What you are asked to do:
Copy every line of the records below where the word "ystep" occurs.

Material provided:
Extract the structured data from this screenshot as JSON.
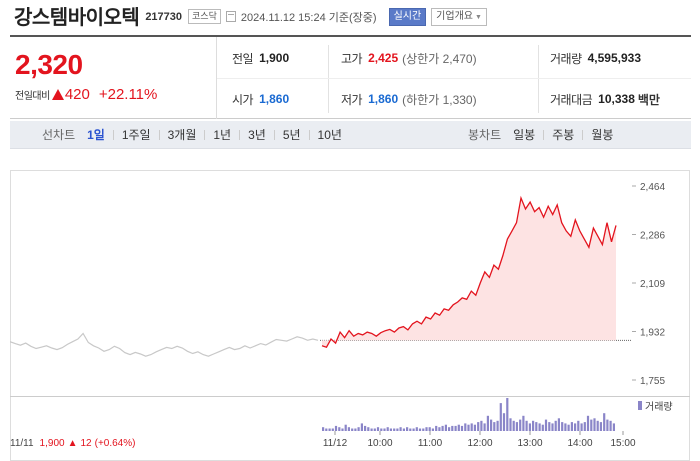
{
  "header": {
    "name": "강스템바이오텍",
    "code": "217730",
    "market": "코스닥",
    "datetime": "2024.11.12 15:24 기준(장중)",
    "realtime_btn": "실시간",
    "company_btn": "기업개요"
  },
  "summary": {
    "price": "2,320",
    "change_label": "전일대비",
    "change": "420",
    "change_pct": "+22.11%",
    "prev_label": "전일",
    "prev": "1,900",
    "high_label": "고가",
    "high": "2,425",
    "upper_limit": "(상한가 2,470)",
    "volume_label": "거래량",
    "volume": "4,595,933",
    "open_label": "시가",
    "open": "1,860",
    "low_label": "저가",
    "low": "1,860",
    "lower_limit": "(하한가 1,330)",
    "amount_label": "거래대금",
    "amount": "10,338",
    "amount_unit": "백만"
  },
  "period_bar": {
    "line_title": "선차트",
    "line_options": [
      "1일",
      "1주일",
      "3개월",
      "1년",
      "3년",
      "5년",
      "10년"
    ],
    "active": "1일",
    "candle_title": "봉차트",
    "candle_options": [
      "일봉",
      "주봉",
      "월봉"
    ]
  },
  "colors": {
    "up": "#e3141e",
    "down": "#1a6ad2",
    "accent": "#2b53d0"
  },
  "chart_data": {
    "type": "line",
    "y_ticks": [
      "2,464",
      "2,286",
      "2,109",
      "1,932",
      "1,755"
    ],
    "ylim": [
      1755,
      2464
    ],
    "reference_line": 1900,
    "x_ticks": [
      "11/11",
      "11/12",
      "10:00",
      "11:00",
      "12:00",
      "13:00",
      "14:00",
      "15:00"
    ],
    "prev_day_caption": "11/11",
    "prev_day_close": "1,900",
    "prev_day_change": "12",
    "prev_day_change_pct": "(+0.64%)",
    "volume_legend": "거래량",
    "series": [
      {
        "name": "11/11",
        "values": [
          1895,
          1888,
          1882,
          1890,
          1878,
          1870,
          1875,
          1880,
          1872,
          1866,
          1873,
          1885,
          1895,
          1905,
          1925,
          1892,
          1880,
          1872,
          1860,
          1866,
          1878,
          1870,
          1855,
          1848,
          1856,
          1850,
          1842,
          1848,
          1858,
          1866,
          1874,
          1870,
          1878,
          1872,
          1860,
          1852,
          1858,
          1848,
          1842,
          1850,
          1858,
          1866,
          1874,
          1866,
          1870,
          1880,
          1872,
          1880,
          1888,
          1883,
          1893,
          1903,
          1900,
          1897,
          1905,
          1913,
          1908,
          1900,
          1905,
          1900
        ]
      },
      {
        "name": "11/12",
        "values": [
          1880,
          1875,
          1905,
          1890,
          1930,
          1910,
          1935,
          1915,
          1925,
          1920,
          1930,
          1925,
          1915,
          1928,
          1935,
          1940,
          1930,
          1945,
          1950,
          1938,
          1960,
          1970,
          1960,
          1985,
          1978,
          2000,
          1992,
          2015,
          2010,
          2030,
          2040,
          2055,
          2050,
          2080,
          2065,
          2110,
          2150,
          2130,
          2175,
          2160,
          2210,
          2270,
          2300,
          2330,
          2420,
          2380,
          2405,
          2370,
          2385,
          2350,
          2390,
          2360,
          2395,
          2330,
          2300,
          2280,
          2340,
          2300,
          2270,
          2240,
          2310,
          2280,
          2250,
          2330,
          2260,
          2320
        ]
      }
    ],
    "volume": [
      3,
      2,
      2,
      2,
      4,
      3,
      2,
      5,
      3,
      2,
      2,
      3,
      6,
      4,
      3,
      2,
      2,
      3,
      2,
      2,
      3,
      2,
      2,
      2,
      3,
      2,
      3,
      2,
      2,
      3,
      2,
      2,
      3,
      3,
      2,
      4,
      3,
      4,
      5,
      3,
      4,
      4,
      5,
      4,
      6,
      5,
      6,
      5,
      7,
      8,
      6,
      12,
      9,
      7,
      8,
      22,
      14,
      26,
      10,
      8,
      7,
      9,
      12,
      8,
      6,
      8,
      7,
      6,
      5,
      9,
      7,
      6,
      8,
      10,
      7,
      6,
      5,
      7,
      6,
      8,
      6,
      7,
      12,
      9,
      10,
      8,
      7,
      14,
      9,
      8,
      6
    ]
  }
}
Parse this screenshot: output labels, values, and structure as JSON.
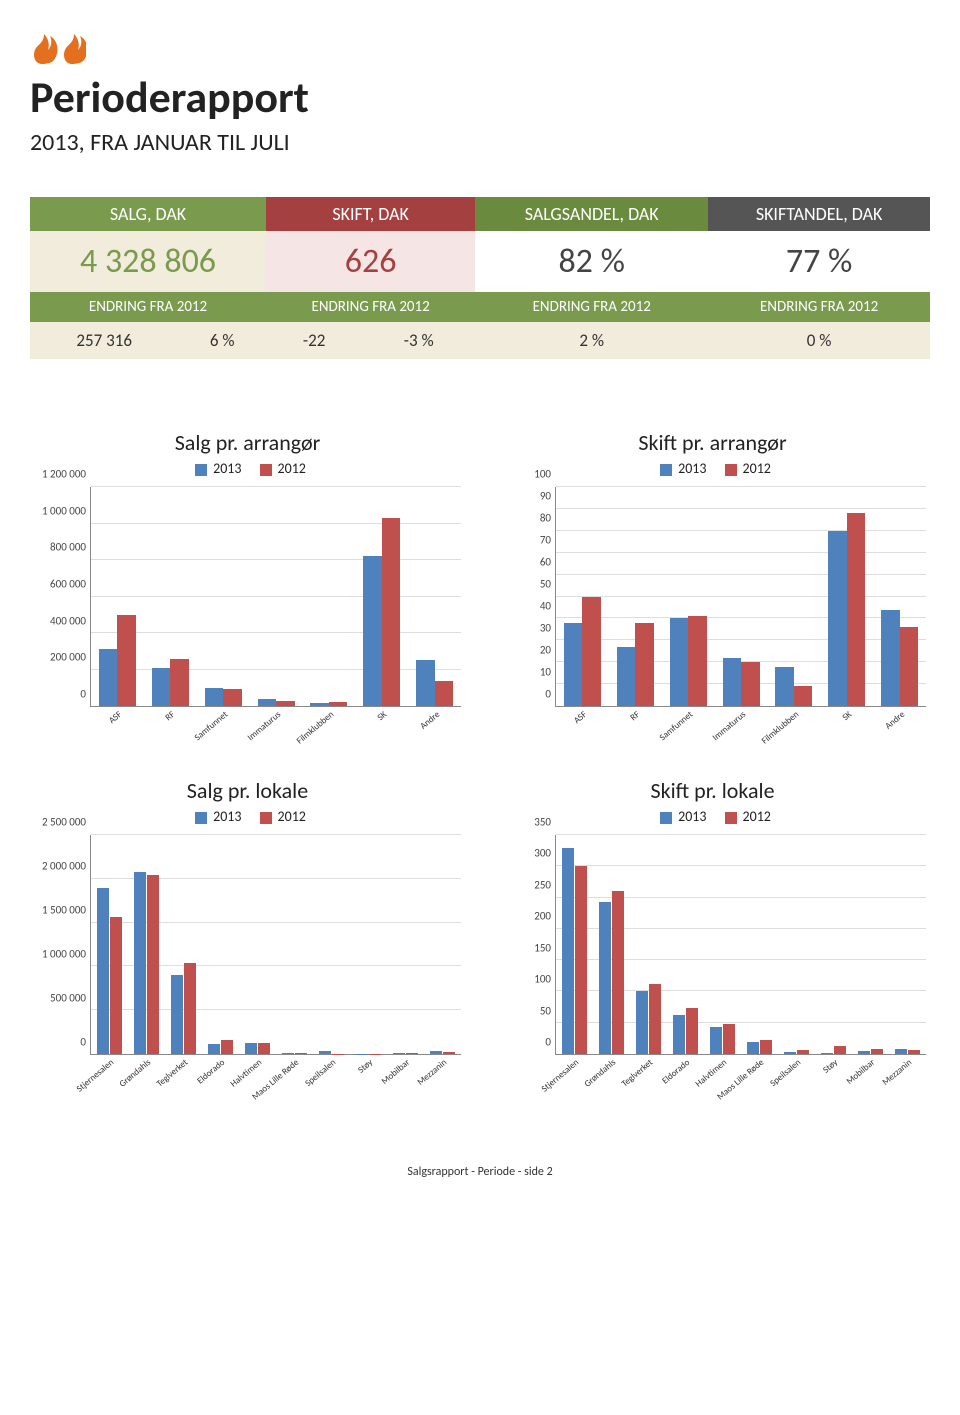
{
  "header": {
    "title": "Perioderapport",
    "subtitle": "2013, FRA JANUAR TIL JULI"
  },
  "logo_color": "#e46f1f",
  "kpi": {
    "cols": [
      {
        "label": "SALG, DAK",
        "value": "4 328 806",
        "sub": "ENDRING FRA 2012",
        "headclass": "salg",
        "valclass": "salg"
      },
      {
        "label": "SKIFT, DAK",
        "value": "626",
        "sub": "ENDRING FRA 2012",
        "headclass": "skift",
        "valclass": "skift"
      },
      {
        "label": "SALGSANDEL, DAK",
        "value": "82 %",
        "sub": "ENDRING FRA 2012",
        "headclass": "salgandel",
        "valclass": "salgandel"
      },
      {
        "label": "SKIFTANDEL, DAK",
        "value": "77 %",
        "sub": "ENDRING FRA 2012",
        "headclass": "skiftandel",
        "valclass": "skiftandel"
      }
    ],
    "changes": [
      "257 316",
      "6 %",
      "-22",
      "-3 %",
      "2 %",
      "0 %"
    ]
  },
  "series_colors": {
    "s2013": "#4f81bd",
    "s2012": "#c0504d"
  },
  "legend_labels": {
    "s2013": "2013",
    "s2012": "2012"
  },
  "grid_color": "#dddddd",
  "axis_color": "#888888",
  "charts": {
    "salg_arr": {
      "title": "Salg pr. arrangør",
      "ymax": 1200000,
      "ystep": 200000,
      "yfmt": "thousands_space",
      "categories": [
        "ASF",
        "RF",
        "Samfunnet",
        "Immaturus",
        "Filmklubben",
        "SK",
        "Andre"
      ],
      "label_rotate": -40,
      "label_size": "small",
      "data2013": [
        310000,
        210000,
        100000,
        40000,
        15000,
        820000,
        250000
      ],
      "data2012": [
        500000,
        255000,
        95000,
        30000,
        20000,
        1030000,
        135000
      ]
    },
    "skift_arr": {
      "title": "Skift pr. arrangør",
      "ymax": 100,
      "ystep": 10,
      "yfmt": "plain",
      "categories": [
        "ASF",
        "RF",
        "Samfunnet",
        "Immaturus",
        "Filmklubben",
        "SK",
        "Andre"
      ],
      "label_rotate": -40,
      "label_size": "small",
      "data2013": [
        38,
        27,
        40,
        22,
        18,
        80,
        44
      ],
      "data2012": [
        50,
        38,
        41,
        20,
        9,
        88,
        36
      ]
    },
    "salg_lok": {
      "title": "Salg pr. lokale",
      "ymax": 2500000,
      "ystep": 500000,
      "yfmt": "thousands_space",
      "categories": [
        "Stjernesalen",
        "Grøndahls",
        "Teglverket",
        "Eldorado",
        "Halvtimen",
        "Maos Lille Røde",
        "Speilsalen",
        "Støy",
        "Mobilbar",
        "Mezzanin"
      ],
      "label_rotate": -40,
      "label_size": "small",
      "data2013": [
        1900000,
        2080000,
        900000,
        120000,
        130000,
        10000,
        40000,
        5000,
        10000,
        40000
      ],
      "data2012": [
        1560000,
        2040000,
        1040000,
        160000,
        130000,
        15000,
        5000,
        5000,
        15000,
        25000
      ]
    },
    "skift_lok": {
      "title": "Skift pr. lokale",
      "ymax": 350,
      "ystep": 50,
      "yfmt": "plain",
      "categories": [
        "Stjernesalen",
        "Grøndahls",
        "Teglverket",
        "Eldorado",
        "Halvtimen",
        "Maos Lille Røde",
        "Speilsalen",
        "Støy",
        "Mobilbar",
        "Mezzanin"
      ],
      "label_rotate": -40,
      "label_size": "small",
      "data2013": [
        330,
        243,
        100,
        62,
        43,
        20,
        3,
        2,
        5,
        8
      ],
      "data2012": [
        300,
        260,
        112,
        73,
        48,
        22,
        6,
        13,
        8,
        7
      ]
    }
  },
  "footer": "Salgsrapport - Periode - side 2"
}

Task solution:
      "ystep": 200000,
      "ystep": 10,
      "ystep": 500000,
      "ystep": 50,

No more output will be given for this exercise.